## PROBLEM TO WORK ON:
Which lines in the records below contain the word "Анна"? Copy each one out.

Records from a dataset:
+ + + + +
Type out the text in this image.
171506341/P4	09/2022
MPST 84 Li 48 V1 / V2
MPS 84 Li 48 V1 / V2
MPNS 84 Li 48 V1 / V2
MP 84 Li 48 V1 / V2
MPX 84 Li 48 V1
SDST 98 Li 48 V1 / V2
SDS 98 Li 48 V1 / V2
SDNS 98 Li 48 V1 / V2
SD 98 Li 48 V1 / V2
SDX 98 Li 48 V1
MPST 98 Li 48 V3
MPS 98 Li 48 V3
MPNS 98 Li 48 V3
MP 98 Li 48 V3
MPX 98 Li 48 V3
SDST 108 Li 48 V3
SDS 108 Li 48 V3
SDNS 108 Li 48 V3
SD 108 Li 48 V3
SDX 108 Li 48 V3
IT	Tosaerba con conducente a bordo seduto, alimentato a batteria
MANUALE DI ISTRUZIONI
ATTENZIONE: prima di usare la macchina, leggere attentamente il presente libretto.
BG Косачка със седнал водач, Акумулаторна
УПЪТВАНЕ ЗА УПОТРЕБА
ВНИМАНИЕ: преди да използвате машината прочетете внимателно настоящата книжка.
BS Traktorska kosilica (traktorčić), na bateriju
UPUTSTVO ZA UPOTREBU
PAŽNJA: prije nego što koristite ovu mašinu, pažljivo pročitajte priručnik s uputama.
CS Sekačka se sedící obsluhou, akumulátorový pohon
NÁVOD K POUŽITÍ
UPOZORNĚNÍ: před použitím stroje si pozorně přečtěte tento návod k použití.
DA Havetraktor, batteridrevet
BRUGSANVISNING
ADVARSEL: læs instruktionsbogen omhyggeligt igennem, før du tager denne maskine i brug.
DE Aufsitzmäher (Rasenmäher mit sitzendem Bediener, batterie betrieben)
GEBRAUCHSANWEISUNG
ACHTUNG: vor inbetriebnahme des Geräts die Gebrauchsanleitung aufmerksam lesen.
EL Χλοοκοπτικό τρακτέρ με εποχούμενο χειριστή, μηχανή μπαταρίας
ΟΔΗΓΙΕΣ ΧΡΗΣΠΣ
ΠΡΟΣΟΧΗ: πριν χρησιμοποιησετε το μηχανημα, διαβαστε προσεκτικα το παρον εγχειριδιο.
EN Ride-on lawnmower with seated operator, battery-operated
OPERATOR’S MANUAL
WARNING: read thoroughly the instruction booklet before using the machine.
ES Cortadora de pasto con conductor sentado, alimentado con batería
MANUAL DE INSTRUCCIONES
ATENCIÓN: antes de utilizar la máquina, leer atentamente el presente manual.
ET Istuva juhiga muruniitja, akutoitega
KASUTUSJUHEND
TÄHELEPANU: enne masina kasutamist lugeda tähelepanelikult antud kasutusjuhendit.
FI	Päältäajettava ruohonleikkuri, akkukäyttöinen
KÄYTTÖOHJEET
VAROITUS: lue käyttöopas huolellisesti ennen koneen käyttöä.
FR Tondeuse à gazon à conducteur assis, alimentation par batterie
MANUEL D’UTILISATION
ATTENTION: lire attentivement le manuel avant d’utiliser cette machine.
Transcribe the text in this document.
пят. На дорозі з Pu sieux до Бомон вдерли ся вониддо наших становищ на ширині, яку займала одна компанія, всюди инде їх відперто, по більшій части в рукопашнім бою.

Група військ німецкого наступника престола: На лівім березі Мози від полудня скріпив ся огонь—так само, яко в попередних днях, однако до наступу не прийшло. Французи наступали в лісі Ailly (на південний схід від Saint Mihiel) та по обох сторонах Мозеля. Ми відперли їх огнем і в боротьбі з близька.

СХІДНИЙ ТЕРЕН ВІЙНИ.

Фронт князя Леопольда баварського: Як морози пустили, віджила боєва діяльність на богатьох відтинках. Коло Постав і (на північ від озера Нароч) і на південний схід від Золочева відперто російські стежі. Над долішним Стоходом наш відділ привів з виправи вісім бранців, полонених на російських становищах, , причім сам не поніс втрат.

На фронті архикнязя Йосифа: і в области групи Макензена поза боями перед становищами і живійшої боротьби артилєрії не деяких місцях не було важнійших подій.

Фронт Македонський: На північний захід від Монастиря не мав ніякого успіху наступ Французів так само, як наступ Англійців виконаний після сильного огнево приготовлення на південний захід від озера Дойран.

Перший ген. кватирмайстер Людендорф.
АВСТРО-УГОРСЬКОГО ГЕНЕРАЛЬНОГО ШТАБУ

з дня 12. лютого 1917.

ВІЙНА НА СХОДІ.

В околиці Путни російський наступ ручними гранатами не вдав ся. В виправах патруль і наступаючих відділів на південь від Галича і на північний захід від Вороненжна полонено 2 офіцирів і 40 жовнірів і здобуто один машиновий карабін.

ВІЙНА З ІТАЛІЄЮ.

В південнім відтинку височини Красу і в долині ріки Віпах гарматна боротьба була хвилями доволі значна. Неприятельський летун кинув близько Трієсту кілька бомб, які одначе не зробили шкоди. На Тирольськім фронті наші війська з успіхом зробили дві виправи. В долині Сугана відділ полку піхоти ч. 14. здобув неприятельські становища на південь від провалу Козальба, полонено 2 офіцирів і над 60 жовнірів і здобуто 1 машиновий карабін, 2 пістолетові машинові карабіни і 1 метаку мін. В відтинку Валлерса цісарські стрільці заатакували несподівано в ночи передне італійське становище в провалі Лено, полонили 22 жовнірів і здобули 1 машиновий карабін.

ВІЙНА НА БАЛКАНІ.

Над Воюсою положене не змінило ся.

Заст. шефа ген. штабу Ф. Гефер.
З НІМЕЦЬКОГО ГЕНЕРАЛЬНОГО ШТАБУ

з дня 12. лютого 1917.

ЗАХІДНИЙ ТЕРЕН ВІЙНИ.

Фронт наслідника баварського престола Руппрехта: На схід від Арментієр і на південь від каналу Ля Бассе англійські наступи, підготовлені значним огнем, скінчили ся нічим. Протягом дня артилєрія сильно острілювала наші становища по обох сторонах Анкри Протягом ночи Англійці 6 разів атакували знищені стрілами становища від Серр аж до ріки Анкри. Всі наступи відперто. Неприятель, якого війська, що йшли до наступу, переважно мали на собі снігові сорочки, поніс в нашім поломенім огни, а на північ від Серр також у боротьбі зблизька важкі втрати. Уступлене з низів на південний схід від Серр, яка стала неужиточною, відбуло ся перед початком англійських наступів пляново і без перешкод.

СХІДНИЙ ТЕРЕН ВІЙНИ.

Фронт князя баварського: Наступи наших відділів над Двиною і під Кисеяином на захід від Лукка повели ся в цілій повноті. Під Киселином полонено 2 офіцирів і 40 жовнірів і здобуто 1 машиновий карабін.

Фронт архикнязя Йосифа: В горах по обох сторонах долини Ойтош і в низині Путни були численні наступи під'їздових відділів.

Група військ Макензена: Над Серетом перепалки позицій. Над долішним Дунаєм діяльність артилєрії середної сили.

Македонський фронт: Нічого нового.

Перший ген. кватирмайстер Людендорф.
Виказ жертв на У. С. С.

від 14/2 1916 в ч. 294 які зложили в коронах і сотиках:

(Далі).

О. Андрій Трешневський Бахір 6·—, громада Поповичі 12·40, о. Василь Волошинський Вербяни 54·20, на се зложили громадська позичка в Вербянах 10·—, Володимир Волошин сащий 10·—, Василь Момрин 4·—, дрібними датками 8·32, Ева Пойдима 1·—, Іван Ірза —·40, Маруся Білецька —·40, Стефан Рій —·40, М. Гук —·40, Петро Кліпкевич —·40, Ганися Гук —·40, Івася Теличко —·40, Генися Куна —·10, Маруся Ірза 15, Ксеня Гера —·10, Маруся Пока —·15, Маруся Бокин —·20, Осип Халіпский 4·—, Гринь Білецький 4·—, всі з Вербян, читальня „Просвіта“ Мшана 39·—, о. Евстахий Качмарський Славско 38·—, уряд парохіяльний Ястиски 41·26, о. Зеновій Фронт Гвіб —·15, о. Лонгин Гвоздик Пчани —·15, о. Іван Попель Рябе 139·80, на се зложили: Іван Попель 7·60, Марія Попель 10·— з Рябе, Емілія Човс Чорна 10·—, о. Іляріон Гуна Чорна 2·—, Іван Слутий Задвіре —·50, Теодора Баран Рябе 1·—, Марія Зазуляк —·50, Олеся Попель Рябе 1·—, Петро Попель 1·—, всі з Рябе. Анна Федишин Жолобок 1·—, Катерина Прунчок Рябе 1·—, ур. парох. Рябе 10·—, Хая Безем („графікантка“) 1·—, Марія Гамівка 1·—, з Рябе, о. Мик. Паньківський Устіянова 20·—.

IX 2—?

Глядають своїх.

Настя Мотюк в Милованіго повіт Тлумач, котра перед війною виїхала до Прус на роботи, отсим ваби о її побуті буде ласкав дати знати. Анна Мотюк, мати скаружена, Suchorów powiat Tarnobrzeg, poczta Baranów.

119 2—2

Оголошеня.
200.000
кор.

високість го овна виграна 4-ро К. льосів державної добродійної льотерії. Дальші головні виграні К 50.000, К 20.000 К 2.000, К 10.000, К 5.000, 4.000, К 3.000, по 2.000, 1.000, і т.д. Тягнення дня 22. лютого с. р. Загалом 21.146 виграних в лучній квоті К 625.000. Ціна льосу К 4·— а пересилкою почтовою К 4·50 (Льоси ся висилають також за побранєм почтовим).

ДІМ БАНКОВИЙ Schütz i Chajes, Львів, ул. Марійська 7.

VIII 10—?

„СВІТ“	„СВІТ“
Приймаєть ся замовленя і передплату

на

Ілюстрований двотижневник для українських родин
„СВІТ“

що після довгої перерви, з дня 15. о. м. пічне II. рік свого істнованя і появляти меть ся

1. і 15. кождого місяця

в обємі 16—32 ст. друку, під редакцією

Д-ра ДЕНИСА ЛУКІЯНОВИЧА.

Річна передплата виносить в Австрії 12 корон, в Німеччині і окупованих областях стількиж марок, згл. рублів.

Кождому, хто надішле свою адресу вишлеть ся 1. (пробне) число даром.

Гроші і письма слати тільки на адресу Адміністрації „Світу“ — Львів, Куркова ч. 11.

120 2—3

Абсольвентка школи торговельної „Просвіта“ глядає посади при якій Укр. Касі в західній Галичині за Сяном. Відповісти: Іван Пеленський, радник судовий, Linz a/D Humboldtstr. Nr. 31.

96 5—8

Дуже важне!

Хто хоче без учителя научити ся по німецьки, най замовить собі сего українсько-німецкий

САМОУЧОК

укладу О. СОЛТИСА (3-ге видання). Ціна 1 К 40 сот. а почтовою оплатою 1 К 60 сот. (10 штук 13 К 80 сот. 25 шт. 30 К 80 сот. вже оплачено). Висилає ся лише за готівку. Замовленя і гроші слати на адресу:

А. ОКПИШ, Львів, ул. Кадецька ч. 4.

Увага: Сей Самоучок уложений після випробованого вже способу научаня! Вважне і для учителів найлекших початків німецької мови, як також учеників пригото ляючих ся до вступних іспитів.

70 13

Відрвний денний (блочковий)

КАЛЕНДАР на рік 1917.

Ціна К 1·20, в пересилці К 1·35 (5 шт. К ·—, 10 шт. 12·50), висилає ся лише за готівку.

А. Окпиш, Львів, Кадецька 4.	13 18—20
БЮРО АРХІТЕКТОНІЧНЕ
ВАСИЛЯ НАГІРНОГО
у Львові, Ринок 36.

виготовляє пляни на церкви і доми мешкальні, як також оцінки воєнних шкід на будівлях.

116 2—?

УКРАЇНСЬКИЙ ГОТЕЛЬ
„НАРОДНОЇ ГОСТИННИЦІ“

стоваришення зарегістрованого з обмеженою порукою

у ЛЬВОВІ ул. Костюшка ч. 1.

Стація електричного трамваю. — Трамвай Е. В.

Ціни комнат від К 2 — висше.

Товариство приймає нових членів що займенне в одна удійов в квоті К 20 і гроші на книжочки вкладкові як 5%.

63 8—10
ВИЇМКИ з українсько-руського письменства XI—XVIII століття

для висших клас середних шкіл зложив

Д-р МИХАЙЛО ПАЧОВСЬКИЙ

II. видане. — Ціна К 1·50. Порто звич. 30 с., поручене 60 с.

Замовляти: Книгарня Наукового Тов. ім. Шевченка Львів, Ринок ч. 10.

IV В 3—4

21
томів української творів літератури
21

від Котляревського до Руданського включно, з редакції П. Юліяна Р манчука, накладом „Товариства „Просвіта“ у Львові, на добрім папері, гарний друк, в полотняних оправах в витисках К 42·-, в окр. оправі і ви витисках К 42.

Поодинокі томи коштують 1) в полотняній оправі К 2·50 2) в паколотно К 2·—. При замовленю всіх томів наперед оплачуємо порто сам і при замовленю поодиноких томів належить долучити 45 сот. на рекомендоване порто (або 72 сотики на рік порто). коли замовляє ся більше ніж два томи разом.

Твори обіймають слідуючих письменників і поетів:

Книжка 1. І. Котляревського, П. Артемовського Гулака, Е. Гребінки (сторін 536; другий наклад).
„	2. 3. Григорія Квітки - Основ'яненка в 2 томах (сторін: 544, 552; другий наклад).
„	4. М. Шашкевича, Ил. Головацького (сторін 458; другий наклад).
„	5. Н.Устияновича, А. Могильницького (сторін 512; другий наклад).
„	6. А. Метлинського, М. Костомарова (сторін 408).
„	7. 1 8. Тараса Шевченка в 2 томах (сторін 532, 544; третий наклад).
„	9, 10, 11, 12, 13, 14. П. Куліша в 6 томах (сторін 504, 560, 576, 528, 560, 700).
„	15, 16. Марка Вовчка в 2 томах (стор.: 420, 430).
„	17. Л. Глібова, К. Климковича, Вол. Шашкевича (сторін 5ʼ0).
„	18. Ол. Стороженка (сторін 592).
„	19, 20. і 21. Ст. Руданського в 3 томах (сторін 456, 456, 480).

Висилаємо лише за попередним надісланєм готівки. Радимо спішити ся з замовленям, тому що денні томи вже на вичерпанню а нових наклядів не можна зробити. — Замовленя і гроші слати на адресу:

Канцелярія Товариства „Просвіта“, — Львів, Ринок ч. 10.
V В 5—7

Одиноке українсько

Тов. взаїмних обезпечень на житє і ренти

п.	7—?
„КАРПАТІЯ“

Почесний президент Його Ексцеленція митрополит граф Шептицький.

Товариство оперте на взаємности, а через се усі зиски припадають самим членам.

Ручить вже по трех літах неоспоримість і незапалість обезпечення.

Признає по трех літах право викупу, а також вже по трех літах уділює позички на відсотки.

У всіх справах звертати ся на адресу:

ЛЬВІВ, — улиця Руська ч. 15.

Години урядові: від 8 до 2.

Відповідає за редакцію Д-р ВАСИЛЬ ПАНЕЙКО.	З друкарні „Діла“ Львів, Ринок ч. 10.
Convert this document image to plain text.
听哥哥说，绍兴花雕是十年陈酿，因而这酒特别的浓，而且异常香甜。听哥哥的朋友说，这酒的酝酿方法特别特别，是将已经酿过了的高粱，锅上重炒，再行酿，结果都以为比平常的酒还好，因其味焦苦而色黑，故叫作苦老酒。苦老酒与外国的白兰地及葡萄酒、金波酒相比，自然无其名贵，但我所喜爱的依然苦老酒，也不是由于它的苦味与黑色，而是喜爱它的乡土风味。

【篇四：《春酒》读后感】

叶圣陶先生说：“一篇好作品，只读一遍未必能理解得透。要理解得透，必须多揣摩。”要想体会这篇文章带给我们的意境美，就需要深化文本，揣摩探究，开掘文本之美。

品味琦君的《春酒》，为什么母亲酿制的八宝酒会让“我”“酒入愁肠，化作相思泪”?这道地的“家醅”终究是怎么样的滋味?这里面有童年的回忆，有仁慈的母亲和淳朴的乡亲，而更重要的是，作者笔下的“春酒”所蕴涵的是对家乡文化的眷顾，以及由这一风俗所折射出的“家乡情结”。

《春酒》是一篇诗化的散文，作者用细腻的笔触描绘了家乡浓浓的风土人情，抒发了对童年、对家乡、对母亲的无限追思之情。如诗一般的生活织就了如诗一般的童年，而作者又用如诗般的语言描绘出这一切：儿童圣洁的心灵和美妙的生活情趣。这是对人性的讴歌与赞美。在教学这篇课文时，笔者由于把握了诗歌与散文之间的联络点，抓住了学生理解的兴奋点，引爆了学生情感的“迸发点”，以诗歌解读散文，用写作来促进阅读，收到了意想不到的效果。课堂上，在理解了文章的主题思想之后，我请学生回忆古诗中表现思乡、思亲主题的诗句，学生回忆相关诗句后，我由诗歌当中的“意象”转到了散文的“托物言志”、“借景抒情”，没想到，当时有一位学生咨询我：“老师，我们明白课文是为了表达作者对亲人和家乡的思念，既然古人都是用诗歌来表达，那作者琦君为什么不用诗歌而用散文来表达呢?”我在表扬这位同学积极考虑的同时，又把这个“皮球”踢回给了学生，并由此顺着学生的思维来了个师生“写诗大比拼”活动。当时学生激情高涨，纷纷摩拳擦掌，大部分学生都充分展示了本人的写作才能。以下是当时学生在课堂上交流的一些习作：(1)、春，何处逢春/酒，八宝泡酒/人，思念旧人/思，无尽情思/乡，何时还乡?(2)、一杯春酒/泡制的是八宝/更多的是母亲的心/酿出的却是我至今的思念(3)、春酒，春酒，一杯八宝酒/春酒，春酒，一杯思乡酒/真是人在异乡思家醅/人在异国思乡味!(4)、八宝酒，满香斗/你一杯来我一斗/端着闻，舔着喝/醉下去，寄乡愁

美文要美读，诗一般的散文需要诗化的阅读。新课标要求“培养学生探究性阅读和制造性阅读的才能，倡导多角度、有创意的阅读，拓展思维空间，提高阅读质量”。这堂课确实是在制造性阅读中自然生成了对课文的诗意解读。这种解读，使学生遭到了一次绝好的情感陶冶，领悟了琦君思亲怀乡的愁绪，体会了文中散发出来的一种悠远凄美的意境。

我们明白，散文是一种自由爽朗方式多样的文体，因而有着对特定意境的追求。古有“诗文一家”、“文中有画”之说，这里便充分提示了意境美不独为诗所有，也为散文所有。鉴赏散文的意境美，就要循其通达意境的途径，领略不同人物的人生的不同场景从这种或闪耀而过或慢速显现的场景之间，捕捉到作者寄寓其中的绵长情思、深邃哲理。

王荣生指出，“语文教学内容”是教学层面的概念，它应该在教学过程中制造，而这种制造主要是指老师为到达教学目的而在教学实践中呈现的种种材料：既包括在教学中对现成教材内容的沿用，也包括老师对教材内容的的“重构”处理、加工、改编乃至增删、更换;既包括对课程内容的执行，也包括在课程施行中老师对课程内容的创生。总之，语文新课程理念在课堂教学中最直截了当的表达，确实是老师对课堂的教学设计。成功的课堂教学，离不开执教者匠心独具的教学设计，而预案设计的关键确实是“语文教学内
+ + + + +
## ANSWER FOR THIS EXERCISE:
О. Андрій Трешневський Бахір 6·—, громада Поповичі 12·40, о. Василь Волошинський Вербяни 54·20, на се зложили громадська позичка в Вербянах 10·—, Володимир Волошин сащий 10·—, Василь Момрин 4·—, дрібними датками 8·32, Ева Пойдима 1·—, Іван Ірза —·40, Маруся Білецька —·40, Стефан Рій —·40, М. Гук —·40, Петро Кліпкевич —·40, Ганися Гук —·40, Івася Теличко —·40, Генися Куна —·10, Маруся Ірза 15, Ксеня Гера —·10, Маруся Пока —·15, Маруся Бокин —·20, Осип Халіпский 4·—, Гринь Білецький 4·—, всі з Вербян, читальня „Просвіта“ Мшана 39·—, о. Евстахий Качмарський Славско 38·—, уряд парохіяльний Ястиски 41·26, о. Зеновій Фронт Гвіб —·15, о. Лонгин Гвоздик Пчани —·15, о. Іван Попель Рябе 139·80, на се зложили: Іван Попель 7·60, Марія Попель 10·— з Рябе, Емілія Човс Чорна 10·—, о. Іляріон Гуна Чорна 2·—, Іван Слутий Задвіре —·50, Теодора Баран Рябе 1·—, Марія Зазуляк —·50, Олеся Попель Рябе 1·—, Петро Попель 1·—, всі з Рябе. Анна Федишин Жолобок 1·—, Катерина Прунчок Рябе 1·—, ур. парох. Рябе 10·—, Хая Безем („графікантка“) 1·—, Марія Гамівка 1·—, з Рябе, о. Мик. Паньківський Устіянова 20·—.
Настя Мотюк в Милованіго повіт Тлумач, котра перед війною виїхала до Прус на роботи, отсим ваби о її побуті буде ласкав дати знати. Анна Мотюк, мати скаружена, Suchorów powiat Tarnobrzeg, poczta Baranów.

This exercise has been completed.